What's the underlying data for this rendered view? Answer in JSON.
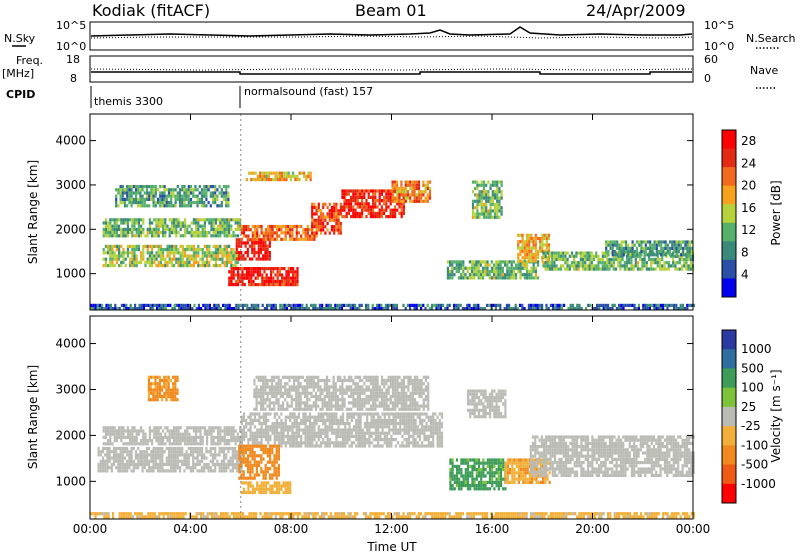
{
  "header": {
    "station": "Kodiak (fitACF)",
    "beam": "Beam 01",
    "date": "24/Apr/2009"
  },
  "top_labels": {
    "nsky": "N.Sky",
    "nsearch": "N.Search",
    "freq": "Freq.",
    "freq_unit": "[MHz]",
    "nave": "Nave",
    "cpid": "CPID",
    "cpid_a": "themis 3300",
    "cpid_b": "normalsound (fast) 157",
    "noise_left_ticks": [
      "10^5",
      "10^0"
    ],
    "noise_right_ticks": [
      "10^5",
      "10^0"
    ],
    "freq_ticks": [
      "18",
      "8"
    ],
    "nave_ticks": [
      "60",
      "0"
    ]
  },
  "colors": {
    "power": [
      "#0000ee",
      "#2a4fa6",
      "#3a8a7a",
      "#55b06a",
      "#b5d23a",
      "#f7a21e",
      "#f26a1b",
      "#e42a12",
      "#ff0000"
    ],
    "velocity": [
      "#2a3aa0",
      "#2e6e9e",
      "#3c9c58",
      "#7cc33a",
      "#bbbbb5",
      "#f2b03a",
      "#f08a1e",
      "#ef5a14",
      "#ff0000"
    ]
  },
  "chart_data": [
    {
      "type": "heatmap",
      "title": "",
      "xlabel": "",
      "ylabel": "Slant Range [km]",
      "xlim": [
        "00:00",
        "00:00"
      ],
      "ylim": [
        180,
        4600
      ],
      "x_ticks": [
        "00:00",
        "04:00",
        "08:00",
        "12:00",
        "16:00",
        "20:00",
        "00:00"
      ],
      "y_ticks": [
        1000,
        2000,
        3000,
        4000
      ],
      "colorbar": {
        "label": "Power [dB]",
        "ticks": [
          4,
          8,
          12,
          16,
          20,
          24,
          28
        ],
        "range": [
          0,
          30
        ]
      },
      "regions": [
        {
          "t0": 0.5,
          "t1": 6.0,
          "r0": 1850,
          "r1": 2250,
          "value": 12
        },
        {
          "t0": 0.5,
          "t1": 6.0,
          "r0": 1200,
          "r1": 1650,
          "value": 14
        },
        {
          "t0": 1.0,
          "t1": 5.5,
          "r0": 2500,
          "r1": 3000,
          "value": 10
        },
        {
          "t0": 5.8,
          "t1": 7.2,
          "r0": 1300,
          "r1": 1800,
          "value": 28
        },
        {
          "t0": 5.5,
          "t1": 8.3,
          "r0": 750,
          "r1": 1150,
          "value": 27
        },
        {
          "t0": 6.0,
          "t1": 9.0,
          "r0": 1800,
          "r1": 2100,
          "value": 22
        },
        {
          "t0": 6.2,
          "t1": 8.8,
          "r0": 3100,
          "r1": 3300,
          "value": 18
        },
        {
          "t0": 8.8,
          "t1": 10.0,
          "r0": 1900,
          "r1": 2600,
          "value": 24
        },
        {
          "t0": 10.0,
          "t1": 12.5,
          "r0": 2300,
          "r1": 2900,
          "value": 26
        },
        {
          "t0": 12.0,
          "t1": 13.5,
          "r0": 2600,
          "r1": 3100,
          "value": 20
        },
        {
          "t0": 14.2,
          "t1": 17.8,
          "r0": 900,
          "r1": 1300,
          "value": 12
        },
        {
          "t0": 15.2,
          "t1": 16.4,
          "r0": 2300,
          "r1": 3100,
          "value": 12
        },
        {
          "t0": 17.0,
          "t1": 18.3,
          "r0": 1300,
          "r1": 1900,
          "value": 18
        },
        {
          "t0": 18.0,
          "t1": 24.0,
          "r0": 1100,
          "r1": 1500,
          "value": 12
        },
        {
          "t0": 20.5,
          "t1": 24.0,
          "r0": 1400,
          "r1": 1750,
          "value": 10
        },
        {
          "t0": 0.0,
          "t1": 24.0,
          "r0": 200,
          "r1": 320,
          "value": 6
        }
      ]
    },
    {
      "type": "heatmap",
      "title": "",
      "xlabel": "Time UT",
      "ylabel": "Slant Range [km]",
      "xlim": [
        "00:00",
        "00:00"
      ],
      "ylim": [
        180,
        4600
      ],
      "x_ticks": [
        "00:00",
        "04:00",
        "08:00",
        "12:00",
        "16:00",
        "20:00",
        "00:00"
      ],
      "y_ticks": [
        1000,
        2000,
        3000,
        4000
      ],
      "colorbar": {
        "label": "Velocity [m s⁻¹]",
        "ticks": [
          1000,
          500,
          100,
          25,
          -25,
          -100,
          -500,
          -1000
        ]
      },
      "regions": [
        {
          "t0": 0.3,
          "t1": 6.0,
          "r0": 1200,
          "r1": 1750,
          "value": 0
        },
        {
          "t0": 0.5,
          "t1": 6.0,
          "r0": 1850,
          "r1": 2200,
          "value": 0
        },
        {
          "t0": 6.0,
          "t1": 14.0,
          "r0": 1800,
          "r1": 2500,
          "value": 0
        },
        {
          "t0": 6.5,
          "t1": 13.5,
          "r0": 2600,
          "r1": 3300,
          "value": 0
        },
        {
          "t0": 5.9,
          "t1": 7.5,
          "r0": 1100,
          "r1": 1800,
          "value": -250
        },
        {
          "t0": 6.0,
          "t1": 8.0,
          "r0": 750,
          "r1": 1000,
          "value": -60
        },
        {
          "t0": 14.3,
          "t1": 16.5,
          "r0": 850,
          "r1": 1500,
          "value": 150
        },
        {
          "t0": 16.5,
          "t1": 18.3,
          "r0": 1000,
          "r1": 1500,
          "value": -80
        },
        {
          "t0": 15.0,
          "t1": 16.5,
          "r0": 2400,
          "r1": 3000,
          "value": 0
        },
        {
          "t0": 17.5,
          "t1": 24.0,
          "r0": 1100,
          "r1": 2000,
          "value": 0
        },
        {
          "t0": 2.3,
          "t1": 3.5,
          "r0": 2800,
          "r1": 3300,
          "value": -150
        },
        {
          "t0": 0.0,
          "t1": 24.0,
          "r0": 200,
          "r1": 330,
          "value": -40
        }
      ]
    }
  ]
}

+ + + + +

■ **Exercise task**
Drop the images and repeat the data exactly.

■ **Task response**
What's the underlying data for this rendered view? Answer in JSON.
{
  "header": {
    "station": "Kodiak (fitACF)",
    "beam": "Beam 01",
    "date": "24/Apr/2009"
  },
  "top_labels": {
    "nsky": "N.Sky",
    "nsearch": "N.Search",
    "freq": "Freq.",
    "freq_unit": "[MHz]",
    "nave": "Nave",
    "cpid": "CPID",
    "cpid_a": "themis 3300",
    "cpid_b": "normalsound (fast) 157",
    "noise_left_ticks": [
      "10^5",
      "10^0"
    ],
    "noise_right_ticks": [
      "10^5",
      "10^0"
    ],
    "freq_ticks": [
      "18",
      "8"
    ],
    "nave_ticks": [
      "60",
      "0"
    ]
  },
  "colors": {
    "power": [
      "#0000ee",
      "#2a4fa6",
      "#3a8a7a",
      "#55b06a",
      "#b5d23a",
      "#f7a21e",
      "#f26a1b",
      "#e42a12",
      "#ff0000"
    ],
    "velocity": [
      "#2a3aa0",
      "#2e6e9e",
      "#3c9c58",
      "#7cc33a",
      "#bbbbb5",
      "#f2b03a",
      "#f08a1e",
      "#ef5a14",
      "#ff0000"
    ]
  },
  "chart_data": [
    {
      "type": "heatmap",
      "title": "",
      "xlabel": "",
      "ylabel": "Slant Range [km]",
      "xlim": [
        "00:00",
        "00:00"
      ],
      "ylim": [
        180,
        4600
      ],
      "x_ticks": [
        "00:00",
        "04:00",
        "08:00",
        "12:00",
        "16:00",
        "20:00",
        "00:00"
      ],
      "y_ticks": [
        1000,
        2000,
        3000,
        4000
      ],
      "colorbar": {
        "label": "Power [dB]",
        "ticks": [
          4,
          8,
          12,
          16,
          20,
          24,
          28
        ],
        "range": [
          0,
          30
        ]
      },
      "regions": [
        {
          "t0": 0.5,
          "t1": 6.0,
          "r0": 1850,
          "r1": 2250,
          "value": 12
        },
        {
          "t0": 0.5,
          "t1": 6.0,
          "r0": 1200,
          "r1": 1650,
          "value": 14
        },
        {
          "t0": 1.0,
          "t1": 5.5,
          "r0": 2500,
          "r1": 3000,
          "value": 10
        },
        {
          "t0": 5.8,
          "t1": 7.2,
          "r0": 1300,
          "r1": 1800,
          "value": 28
        },
        {
          "t0": 5.5,
          "t1": 8.3,
          "r0": 750,
          "r1": 1150,
          "value": 27
        },
        {
          "t0": 6.0,
          "t1": 9.0,
          "r0": 1800,
          "r1": 2100,
          "value": 22
        },
        {
          "t0": 6.2,
          "t1": 8.8,
          "r0": 3100,
          "r1": 3300,
          "value": 18
        },
        {
          "t0": 8.8,
          "t1": 10.0,
          "r0": 1900,
          "r1": 2600,
          "value": 24
        },
        {
          "t0": 10.0,
          "t1": 12.5,
          "r0": 2300,
          "r1": 2900,
          "value": 26
        },
        {
          "t0": 12.0,
          "t1": 13.5,
          "r0": 2600,
          "r1": 3100,
          "value": 20
        },
        {
          "t0": 14.2,
          "t1": 17.8,
          "r0": 900,
          "r1": 1300,
          "value": 12
        },
        {
          "t0": 15.2,
          "t1": 16.4,
          "r0": 2300,
          "r1": 3100,
          "value": 12
        },
        {
          "t0": 17.0,
          "t1": 18.3,
          "r0": 1300,
          "r1": 1900,
          "value": 18
        },
        {
          "t0": 18.0,
          "t1": 24.0,
          "r0": 1100,
          "r1": 1500,
          "value": 12
        },
        {
          "t0": 20.5,
          "t1": 24.0,
          "r0": 1400,
          "r1": 1750,
          "value": 10
        },
        {
          "t0": 0.0,
          "t1": 24.0,
          "r0": 200,
          "r1": 320,
          "value": 6
        }
      ]
    },
    {
      "type": "heatmap",
      "title": "",
      "xlabel": "Time UT",
      "ylabel": "Slant Range [km]",
      "xlim": [
        "00:00",
        "00:00"
      ],
      "ylim": [
        180,
        4600
      ],
      "x_ticks": [
        "00:00",
        "04:00",
        "08:00",
        "12:00",
        "16:00",
        "20:00",
        "00:00"
      ],
      "y_ticks": [
        1000,
        2000,
        3000,
        4000
      ],
      "colorbar": {
        "label": "Velocity [m s⁻¹]",
        "ticks": [
          1000,
          500,
          100,
          25,
          -25,
          -100,
          -500,
          -1000
        ]
      },
      "regions": [
        {
          "t0": 0.3,
          "t1": 6.0,
          "r0": 1200,
          "r1": 1750,
          "value": 0
        },
        {
          "t0": 0.5,
          "t1": 6.0,
          "r0": 1850,
          "r1": 2200,
          "value": 0
        },
        {
          "t0": 6.0,
          "t1": 14.0,
          "r0": 1800,
          "r1": 2500,
          "value": 0
        },
        {
          "t0": 6.5,
          "t1": 13.5,
          "r0": 2600,
          "r1": 3300,
          "value": 0
        },
        {
          "t0": 5.9,
          "t1": 7.5,
          "r0": 1100,
          "r1": 1800,
          "value": -250
        },
        {
          "t0": 6.0,
          "t1": 8.0,
          "r0": 750,
          "r1": 1000,
          "value": -60
        },
        {
          "t0": 14.3,
          "t1": 16.5,
          "r0": 850,
          "r1": 1500,
          "value": 150
        },
        {
          "t0": 16.5,
          "t1": 18.3,
          "r0": 1000,
          "r1": 1500,
          "value": -80
        },
        {
          "t0": 15.0,
          "t1": 16.5,
          "r0": 2400,
          "r1": 3000,
          "value": 0
        },
        {
          "t0": 17.5,
          "t1": 24.0,
          "r0": 1100,
          "r1": 2000,
          "value": 0
        },
        {
          "t0": 2.3,
          "t1": 3.5,
          "r0": 2800,
          "r1": 3300,
          "value": -150
        },
        {
          "t0": 0.0,
          "t1": 24.0,
          "r0": 200,
          "r1": 330,
          "value": -40
        }
      ]
    }
  ]
}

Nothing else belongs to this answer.